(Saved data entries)
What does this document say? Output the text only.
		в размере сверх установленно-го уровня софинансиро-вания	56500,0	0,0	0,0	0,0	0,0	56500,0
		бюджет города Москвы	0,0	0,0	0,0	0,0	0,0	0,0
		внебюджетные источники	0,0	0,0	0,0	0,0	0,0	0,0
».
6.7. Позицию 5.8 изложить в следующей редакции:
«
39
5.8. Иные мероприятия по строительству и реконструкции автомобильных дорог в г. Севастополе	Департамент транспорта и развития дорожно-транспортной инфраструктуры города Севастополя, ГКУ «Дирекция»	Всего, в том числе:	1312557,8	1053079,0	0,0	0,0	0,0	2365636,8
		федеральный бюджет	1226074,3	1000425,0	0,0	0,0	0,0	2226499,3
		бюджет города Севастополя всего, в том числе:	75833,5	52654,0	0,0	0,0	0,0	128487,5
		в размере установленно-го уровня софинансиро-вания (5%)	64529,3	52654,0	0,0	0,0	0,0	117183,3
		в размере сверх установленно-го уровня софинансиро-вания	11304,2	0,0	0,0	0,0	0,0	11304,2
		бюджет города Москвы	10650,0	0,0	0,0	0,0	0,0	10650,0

**Task directions:** Which lines hold the word "Москвы"? Copy each of them from the records.

**Exercise result:**
		бюджет города Москвы	0,0	0,0	0,0	0,0	0,0	0,0
		бюджет города Москвы	10650,0	0,0	0,0	0,0	0,0	10650,0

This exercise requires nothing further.